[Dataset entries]
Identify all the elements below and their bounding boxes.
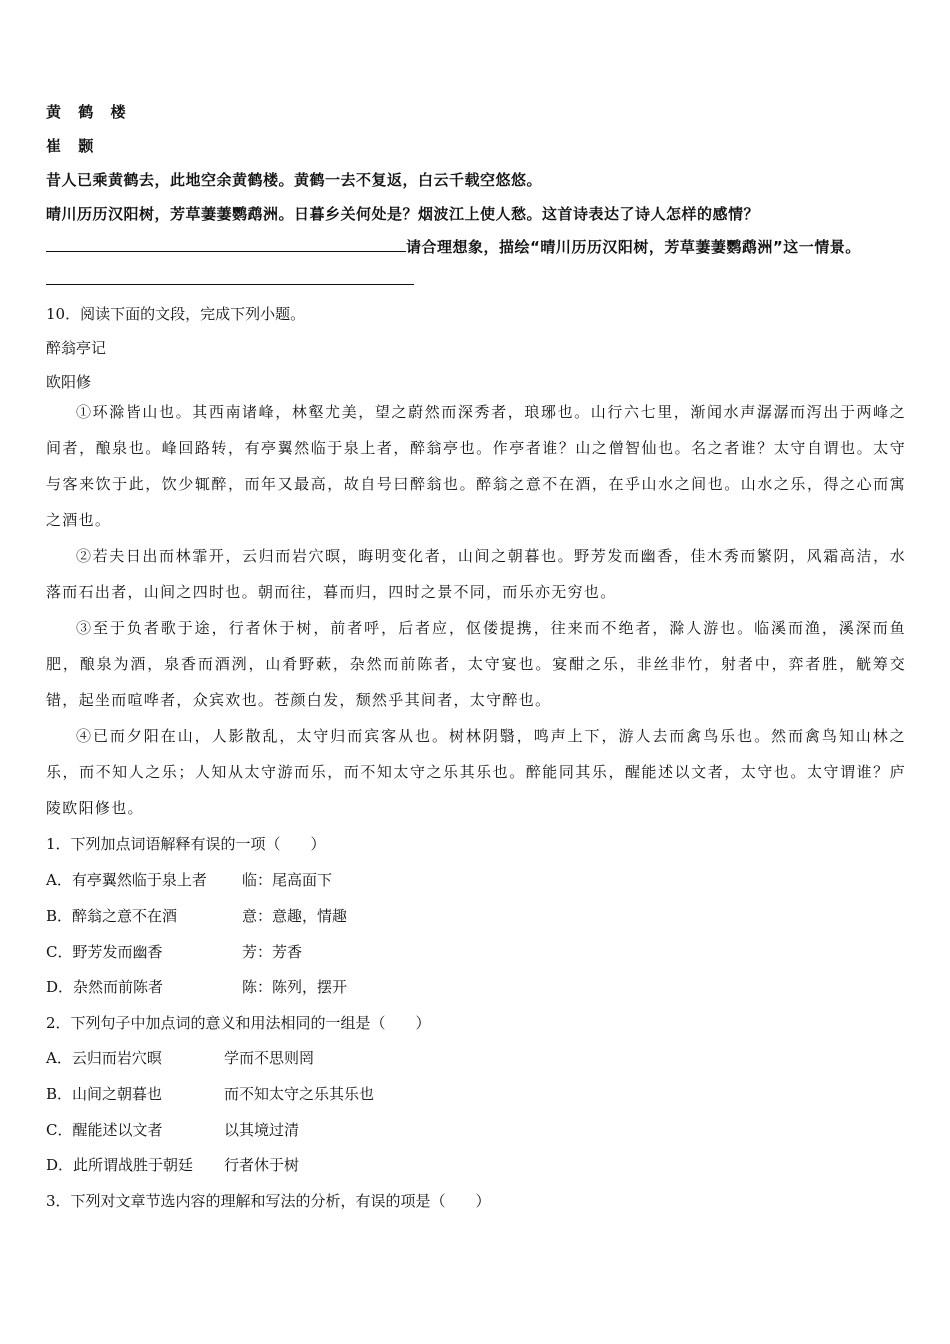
q1-option-c: C．野芳发而幽香: [46, 943, 163, 961]
poem-line-1: 昔人已乘黄鹤去，此地空余黄鹤楼。黄鹤一去不复返，白云千载空悠悠。: [46, 171, 543, 189]
section-author: 欧阳修: [46, 373, 92, 391]
q1-option-a: A．有亭翼然临于泉上者: [46, 871, 207, 889]
q2-option-a: A．云归而岩穴暝: [46, 1049, 162, 1067]
poem-prompt: 请合理想象，描绘“晴川历历汉阳树，芳草萋萋鹦鹉洲”这一情景。: [406, 238, 861, 256]
q1-option-b-expl: 意：意趣，情趣: [242, 907, 348, 925]
paragraph-3: ③至于负者歌于途，行者休于树，前者呼，后者应，伛偻提携，往来而不绝者，滁人游也。临溪而渔，溪深而鱼肥，酿泉为酒，泉香而酒洌，山肴野蔌，杂然而前陈者，太守宴也。宴酣之乐，非丝非竹，射者中，弈者胜，觥筹交错，起坐而喧哗者，众宾欢也。苍颜白发，颓然乎其间者，太守醉也。: [46, 619, 906, 709]
q2-option-c-expl: 以其境过清: [224, 1121, 300, 1139]
q2-option-b-expl: 而不知太守之乐其乐也: [224, 1085, 375, 1103]
q1-option-b: B．醉翁之意不在酒: [46, 907, 178, 925]
q2-option-d: D．此所谓战胜于朝廷: [46, 1156, 194, 1174]
q2-stem: 2．下列句子中加点词的意义和用法相同的一组是（ ）: [46, 1014, 431, 1032]
paragraph-4: ④已而夕阳在山，人影散乱，太守归而宾客从也。树林阴翳，鸣声上下，游人去而禽鸟乐也。然而禽鸟知山林之乐，而不知人之乐；人知从太守游而乐，而不知太守之乐其乐也。醉能同其乐，醒能述以文者，太守也。太守谓谁？庐陵欧阳修也。: [46, 727, 906, 817]
q1-option-d: D．杂然而前陈者: [46, 978, 164, 996]
q1-option-d-expl: 陈：陈列，摆开: [242, 978, 348, 996]
q2-option-a-expl: 学而不思则罔: [224, 1049, 315, 1067]
section-heading: 10．阅读下面的文段，完成下列小题。: [46, 305, 306, 323]
paragraph-2: ②若夫日出而林霏开，云归而岩穴暝，晦明变化者，山间之朝暮也。野芳发而幽香，佳木秀而繁阴，风霜高洁，水落而石出者，山间之四时也。朝而往，暮而归，四时之景不同，而乐亦无穷也。: [46, 547, 906, 601]
q2-option-d-expl: 行者休于树: [224, 1156, 300, 1174]
section-title: 醉翁亭记: [46, 339, 107, 357]
answer-blank[interactable]: [46, 236, 406, 252]
q1-stem: 1．下列加点词语解释有误的一项（ ）: [46, 835, 326, 853]
q1-option-c-expl: 芳：芳香: [242, 943, 303, 961]
q2-option-c: C．醒能述以文者: [46, 1121, 163, 1139]
q3-stem: 3．下列对文章节选内容的理解和写法的分析，有误的项是（ ）: [46, 1192, 491, 1210]
poem-title: 黄 鹤 楼: [46, 103, 132, 121]
q2-option-b: B．山间之朝暮也: [46, 1085, 163, 1103]
poem-line-3: [46, 236, 861, 257]
paragraph-1: ①环滁皆山也。其西南诸峰，林壑尤美，望之蔚然而深秀者，琅琊也。山行六七里，渐闻水声潺潺而泻出于两峰之间者，酿泉也。峰回路转，有亭翼然临于泉上者，醉翁亭也。作亭者谁？山之僧智仙也。名之者谁？太守自谓也。太守与客来饮于此，饮少辄醉，而年又最高，故自号曰醉翁也。醉翁之意不在酒，在乎山水之间也。山水之乐，得之心而寓之酒也。: [46, 403, 906, 529]
q1-option-a-expl: 临：尾高面下: [242, 871, 333, 889]
answer-blank-line[interactable]: [46, 284, 414, 285]
poem-line-2: 晴川历历汉阳树，芳草萋萋鹦鹉洲。日暮乡关何处是？烟波江上使人愁。这首诗表达了诗人怎样的感情？: [46, 205, 760, 223]
poem-author: 崔 颢: [46, 137, 100, 155]
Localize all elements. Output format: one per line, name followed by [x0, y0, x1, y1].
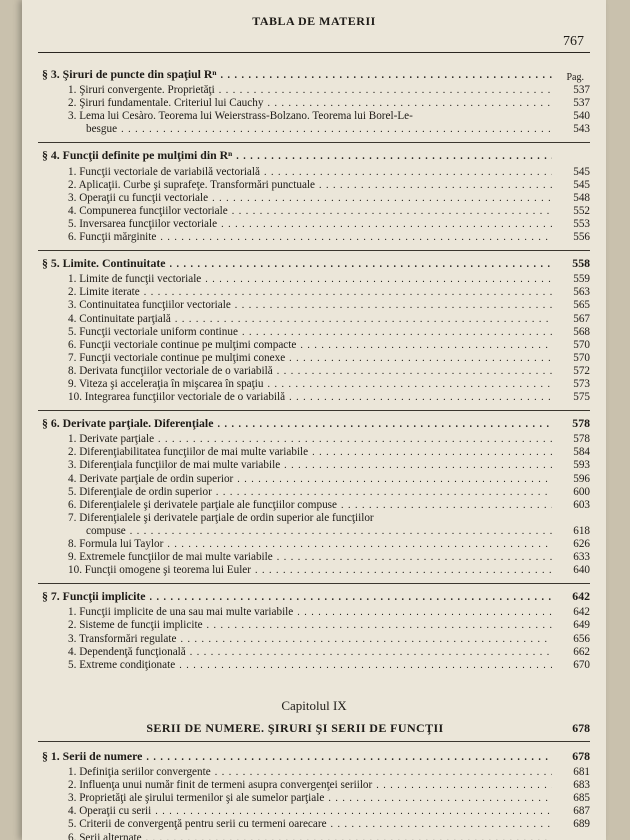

• **Work to do**: Return every line of the data above word for word, leaving out the pictures.

• **Problem solution**:
Identify all the elements below and their bounding boxes.
q1-option-c: C．野芳发而幽香: [46, 943, 163, 961]
poem-line-1: 昔人已乘黄鹤去，此地空余黄鹤楼。黄鹤一去不复返，白云千载空悠悠。: [46, 171, 543, 189]
section-author: 欧阳修: [46, 373, 92, 391]
q1-option-a: A．有亭翼然临于泉上者: [46, 871, 207, 889]
q2-option-a: A．云归而岩穴暝: [46, 1049, 162, 1067]
poem-prompt: 请合理想象，描绘“晴川历历汉阳树，芳草萋萋鹦鹉洲”这一情景。: [406, 238, 861, 256]
q1-option-b-expl: 意：意趣，情趣: [242, 907, 348, 925]
paragraph-3: ③至于负者歌于途，行者休于树，前者呼，后者应，伛偻提携，往来而不绝者，滁人游也。临溪而渔，溪深而鱼肥，酿泉为酒，泉香而酒洌，山肴野蔌，杂然而前陈者，太守宴也。宴酣之乐，非丝非竹，射者中，弈者胜，觥筹交错，起坐而喧哗者，众宾欢也。苍颜白发，颓然乎其间者，太守醉也。: [46, 619, 906, 709]
q2-option-c-expl: 以其境过清: [224, 1121, 300, 1139]
q2-option-b-expl: 而不知太守之乐其乐也: [224, 1085, 375, 1103]
q1-option-b: B．醉翁之意不在酒: [46, 907, 178, 925]
q2-option-d: D．此所谓战胜于朝廷: [46, 1156, 194, 1174]
q2-stem: 2．下列句子中加点词的意义和用法相同的一组是（ ）: [46, 1014, 431, 1032]
paragraph-4: ④已而夕阳在山，人影散乱，太守归而宾客从也。树林阴翳，鸣声上下，游人去而禽鸟乐也。然而禽鸟知山林之乐，而不知人之乐；人知从太守游而乐，而不知太守之乐其乐也。醉能同其乐，醒能述以文者，太守也。太守谓谁？庐陵欧阳修也。: [46, 727, 906, 817]
q1-option-d: D．杂然而前陈者: [46, 978, 164, 996]
q1-option-d-expl: 陈：陈列，摆开: [242, 978, 348, 996]
q2-option-a-expl: 学而不思则罔: [224, 1049, 315, 1067]
section-heading: 10．阅读下面的文段，完成下列小题。: [46, 305, 306, 323]
paragraph-2: ②若夫日出而林霏开，云归而岩穴暝，晦明变化者，山间之朝暮也。野芳发而幽香，佳木秀而繁阴，风霜高洁，水落而石出者，山间之四时也。朝而往，暮而归，四时之景不同，而乐亦无穷也。: [46, 547, 906, 601]
q2-option-d-expl: 行者休于树: [224, 1156, 300, 1174]
section-title: 醉翁亭记: [46, 339, 107, 357]
answer-blank[interactable]: [46, 236, 406, 252]
q1-stem: 1．下列加点词语解释有误的一项（ ）: [46, 835, 326, 853]
q1-option-c-expl: 芳：芳香: [242, 943, 303, 961]
q2-option-c: C．醒能述以文者: [46, 1121, 163, 1139]
q3-stem: 3．下列对文章节选内容的理解和写法的分析，有误的项是（ ）: [46, 1192, 491, 1210]
poem-title: 黄 鹤 楼: [46, 103, 132, 121]
q2-option-b: B．山间之朝暮也: [46, 1085, 163, 1103]
poem-line-3: [46, 236, 861, 257]
paragraph-1: ①环滁皆山也。其西南诸峰，林壑尤美，望之蔚然而深秀者，琅琊也。山行六七里，渐闻水声潺潺而泻出于两峰之间者，酿泉也。峰回路转，有亭翼然临于泉上者，醉翁亭也。作亭者谁？山之僧智仙也。名之者谁？太守自谓也。太守与客来饮于此，饮少辄醉，而年又最高，故自号曰醉翁也。醉翁之意不在酒，在乎山水之间也。山水之乐，得之心而寓之酒也。: [46, 403, 906, 529]
q1-option-a-expl: 临：尾高面下: [242, 871, 333, 889]
answer-blank-line[interactable]: [46, 284, 414, 285]
poem-line-2: 晴川历历汉阳树，芳草萋萋鹦鹉洲。日暮乡关何处是？烟波江上使人愁。这首诗表达了诗人怎样的感情？: [46, 205, 760, 223]
poem-author: 崔 颢: [46, 137, 100, 155]
Localize all elements. Output format: one per line, name followed by [x0, y0, x1, y1].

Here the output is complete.